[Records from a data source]
◇ ◇ ◇
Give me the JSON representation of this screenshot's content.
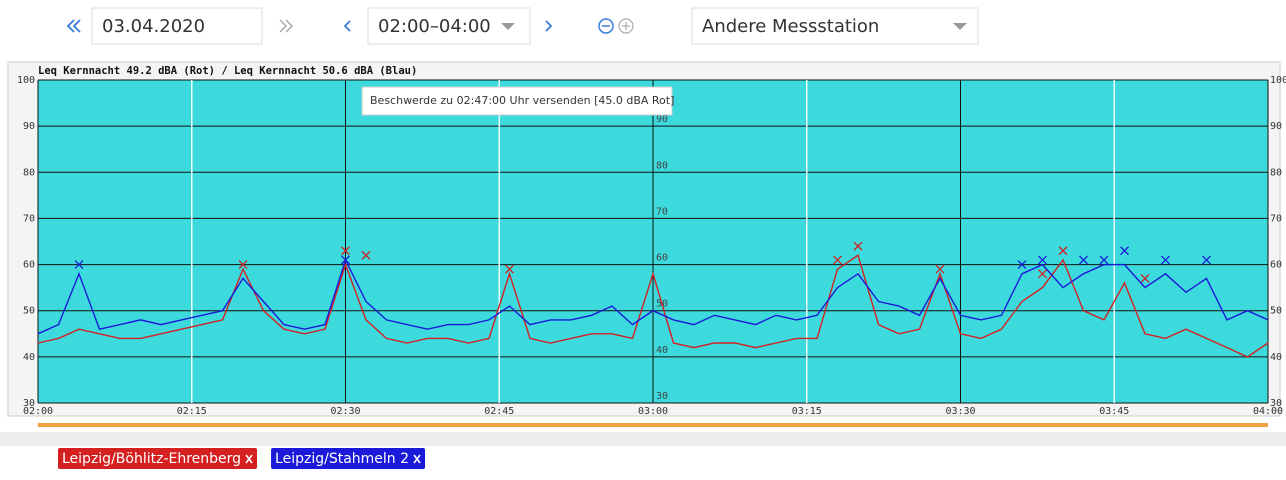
{
  "toolbar": {
    "date": "03.04.2020",
    "time_range": "02:00–04:00",
    "station_select": "Andere Messstation"
  },
  "chart_data": {
    "type": "line",
    "title": "Leq Kernnacht 49.2 dBA (Rot) / Leq Kernnacht 50.6 dBA (Blau)",
    "tooltip": "Beschwerde zu 02:47:00 Uhr versenden [45.0 dBA Rot]",
    "x": [
      "02:00",
      "02:02",
      "02:04",
      "02:06",
      "02:08",
      "02:10",
      "02:12",
      "02:14",
      "02:16",
      "02:18",
      "02:20",
      "02:22",
      "02:24",
      "02:26",
      "02:28",
      "02:30",
      "02:32",
      "02:34",
      "02:36",
      "02:38",
      "02:40",
      "02:42",
      "02:44",
      "02:46",
      "02:48",
      "02:50",
      "02:52",
      "02:54",
      "02:56",
      "02:58",
      "03:00",
      "03:02",
      "03:04",
      "03:06",
      "03:08",
      "03:10",
      "03:12",
      "03:14",
      "03:16",
      "03:18",
      "03:20",
      "03:22",
      "03:24",
      "03:26",
      "03:28",
      "03:30",
      "03:32",
      "03:34",
      "03:36",
      "03:38",
      "03:40",
      "03:42",
      "03:44",
      "03:46",
      "03:48",
      "03:50",
      "03:52",
      "03:54",
      "03:56",
      "03:58",
      "04:00"
    ],
    "xlim": [
      "02:00",
      "04:00"
    ],
    "xticks": [
      "02:00",
      "02:15",
      "02:30",
      "02:45",
      "03:00",
      "03:15",
      "03:30",
      "03:45",
      "04:00"
    ],
    "ylim": [
      30,
      100
    ],
    "yticks": [
      30,
      40,
      50,
      60,
      70,
      80,
      90,
      100
    ],
    "grid": true,
    "background": "#3ddadd",
    "series": [
      {
        "name": "Leipzig/Böhlitz-Ehrenberg",
        "color": "#d42020",
        "values": [
          43,
          44,
          46,
          45,
          44,
          44,
          45,
          46,
          47,
          48,
          59,
          50,
          46,
          45,
          46,
          60,
          48,
          44,
          43,
          44,
          44,
          43,
          44,
          58,
          44,
          43,
          44,
          45,
          45,
          44,
          58,
          43,
          42,
          43,
          43,
          42,
          43,
          44,
          44,
          59,
          62,
          47,
          45,
          46,
          58,
          45,
          44,
          46,
          52,
          55,
          61,
          50,
          48,
          56,
          45,
          44,
          46,
          44,
          42,
          40,
          43
        ],
        "peaks": [
          {
            "x": "02:20",
            "value": 60
          },
          {
            "x": "02:30",
            "value": 63
          },
          {
            "x": "02:32",
            "value": 62
          },
          {
            "x": "02:46",
            "value": 59
          },
          {
            "x": "03:18",
            "value": 61
          },
          {
            "x": "03:20",
            "value": 64
          },
          {
            "x": "03:28",
            "value": 59
          },
          {
            "x": "03:38",
            "value": 58
          },
          {
            "x": "03:40",
            "value": 63
          },
          {
            "x": "03:48",
            "value": 57
          }
        ]
      },
      {
        "name": "Leipzig/Stahmeln 2",
        "color": "#1a1ad8",
        "values": [
          45,
          47,
          58,
          46,
          47,
          48,
          47,
          48,
          49,
          50,
          57,
          52,
          47,
          46,
          47,
          61,
          52,
          48,
          47,
          46,
          47,
          47,
          48,
          51,
          47,
          48,
          48,
          49,
          51,
          47,
          50,
          48,
          47,
          49,
          48,
          47,
          49,
          48,
          49,
          55,
          58,
          52,
          51,
          49,
          57,
          49,
          48,
          49,
          58,
          60,
          55,
          58,
          60,
          60,
          55,
          58,
          54,
          57,
          48,
          50,
          48
        ],
        "peaks": [
          {
            "x": "02:04",
            "value": 60
          },
          {
            "x": "02:30",
            "value": 61
          },
          {
            "x": "03:36",
            "value": 60
          },
          {
            "x": "03:38",
            "value": 61
          },
          {
            "x": "03:42",
            "value": 61
          },
          {
            "x": "03:44",
            "value": 61
          },
          {
            "x": "03:46",
            "value": 63
          },
          {
            "x": "03:50",
            "value": 61
          },
          {
            "x": "03:54",
            "value": 61
          }
        ]
      }
    ]
  }
}
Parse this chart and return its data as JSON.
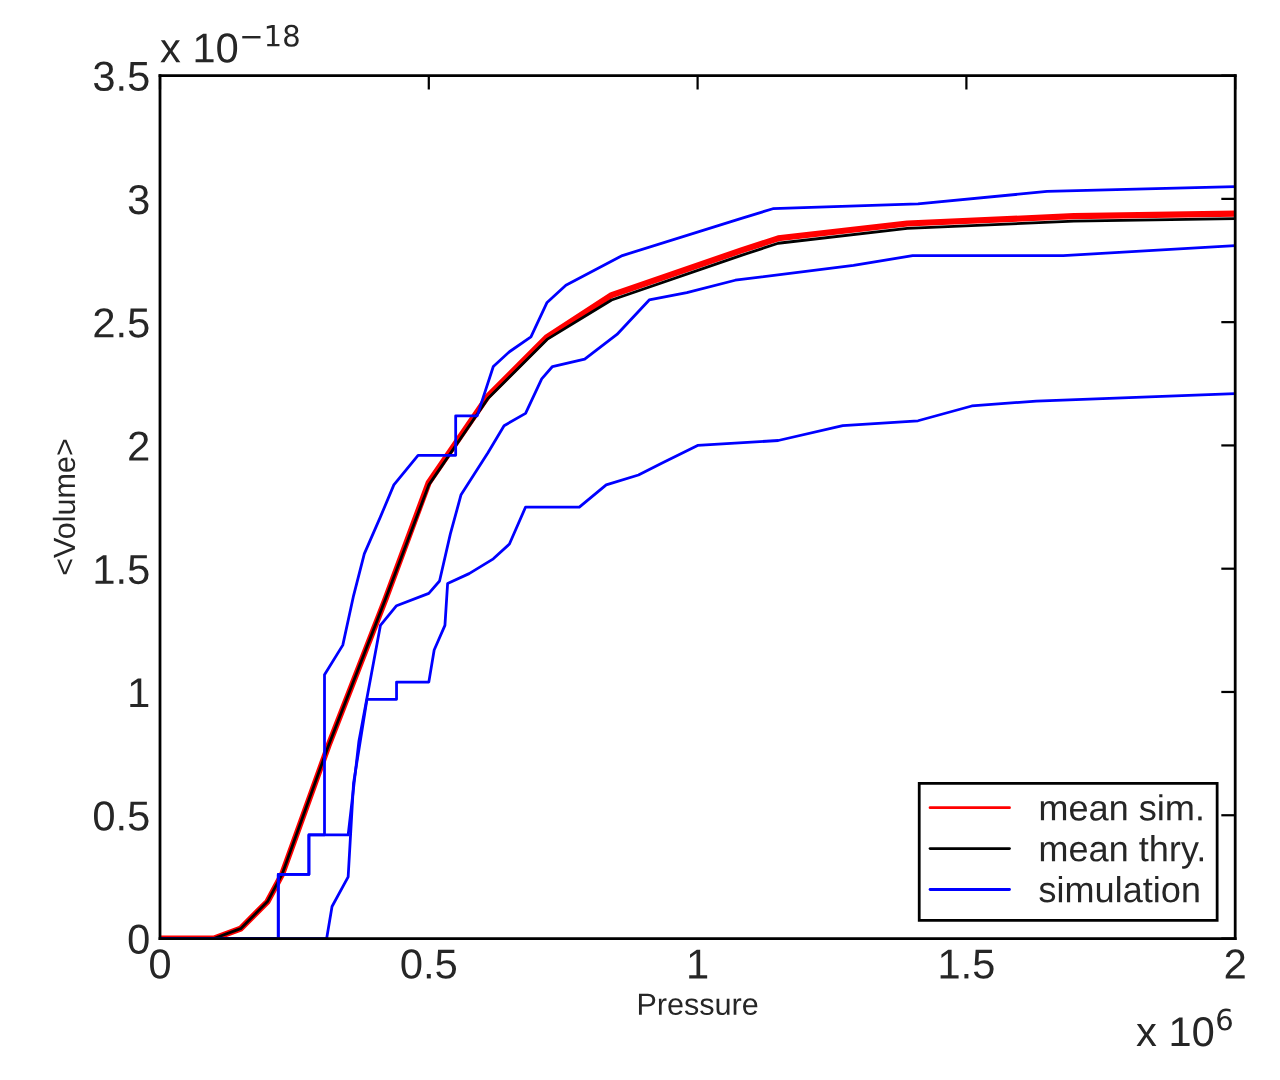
{
  "chart_data": {
    "type": "line",
    "xlabel": "Pressure",
    "ylabel": "<Volume>",
    "xlim": [
      0,
      2
    ],
    "xticks": [
      0,
      0.5,
      1,
      1.5,
      2
    ],
    "ylim": [
      0,
      3.5
    ],
    "yticks": [
      0,
      0.5,
      1,
      1.5,
      2,
      2.5,
      3,
      3.5
    ],
    "annotations": [
      "x 10$^{−18}$",
      "x 10$^{6}$"
    ],
    "grid": false,
    "legend": "bottom right",
    "marker": "none",
    "line_style": "solid",
    "series": [
      {
        "name": "mean sim.",
        "color": "#ff0000",
        "x": [
          0,
          0.1,
          0.15,
          0.2,
          0.227,
          0.313,
          0.42,
          0.5,
          0.61,
          0.72,
          0.84,
          1.08,
          1.15,
          1.39,
          1.7,
          2.0
        ],
        "values": [
          0,
          0,
          0.04,
          0.15,
          0.26,
          0.78,
          1.38,
          1.85,
          2.2,
          2.44,
          2.61,
          2.79,
          2.84,
          2.9,
          2.93,
          2.94
        ]
      },
      {
        "name": "mean thry.",
        "color": "#000000",
        "x": [
          0,
          0.1,
          0.15,
          0.2,
          0.227,
          0.313,
          0.42,
          0.5,
          0.61,
          0.72,
          0.84,
          1.08,
          1.15,
          1.39,
          1.7,
          2.0
        ],
        "values": [
          0,
          0,
          0.04,
          0.15,
          0.26,
          0.78,
          1.38,
          1.84,
          2.19,
          2.43,
          2.59,
          2.77,
          2.82,
          2.88,
          2.91,
          2.92
        ]
      },
      {
        "name": "simulation",
        "color": "#0000ff",
        "x": [
          0,
          0.22,
          0.22,
          0.277,
          0.277,
          0.306,
          0.306,
          0.34,
          0.36,
          0.38,
          0.41,
          0.435,
          0.48,
          0.55,
          0.55,
          0.59,
          0.62,
          0.65,
          0.69,
          0.72,
          0.755,
          0.86,
          1.08,
          1.14,
          1.41,
          1.65,
          2.0
        ],
        "values": [
          0,
          0,
          0.26,
          0.26,
          0.42,
          0.42,
          1.07,
          1.19,
          1.39,
          1.56,
          1.71,
          1.84,
          1.96,
          1.96,
          2.12,
          2.12,
          2.32,
          2.38,
          2.44,
          2.58,
          2.65,
          2.77,
          2.92,
          2.96,
          2.98,
          3.03,
          3.05
        ]
      },
      {
        "color": "#0000ff",
        "x": [
          0,
          0.22,
          0.22,
          0.277,
          0.277,
          0.35,
          0.37,
          0.41,
          0.44,
          0.5,
          0.52,
          0.54,
          0.56,
          0.61,
          0.64,
          0.68,
          0.71,
          0.73,
          0.79,
          0.85,
          0.91,
          0.98,
          1.07,
          1.29,
          1.4,
          1.68,
          2.0
        ],
        "values": [
          0,
          0,
          0.26,
          0.26,
          0.42,
          0.42,
          0.8,
          1.27,
          1.35,
          1.4,
          1.45,
          1.64,
          1.8,
          1.97,
          2.08,
          2.13,
          2.27,
          2.32,
          2.35,
          2.45,
          2.59,
          2.62,
          2.67,
          2.73,
          2.77,
          2.77,
          2.81
        ]
      },
      {
        "color": "#0000ff",
        "x": [
          0,
          0.31,
          0.32,
          0.35,
          0.36,
          0.385,
          0.44,
          0.44,
          0.5,
          0.51,
          0.53,
          0.535,
          0.575,
          0.62,
          0.65,
          0.68,
          0.78,
          0.83,
          0.89,
          0.935,
          1.0,
          1.15,
          1.27,
          1.41,
          1.51,
          1.63,
          2.0
        ],
        "values": [
          0,
          0,
          0.13,
          0.25,
          0.63,
          0.97,
          0.97,
          1.04,
          1.04,
          1.17,
          1.27,
          1.44,
          1.48,
          1.54,
          1.6,
          1.75,
          1.75,
          1.84,
          1.88,
          1.93,
          2.0,
          2.02,
          2.08,
          2.1,
          2.16,
          2.18,
          2.21
        ]
      }
    ]
  }
}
◇ ◇ ◇
### The problem
From the entries above, copy every line containing the word "Leipzig".

### Right answer
        "name": "Leipzig/Böhlitz-Ehrenberg",
        "name": "Leipzig/Stahmeln 2",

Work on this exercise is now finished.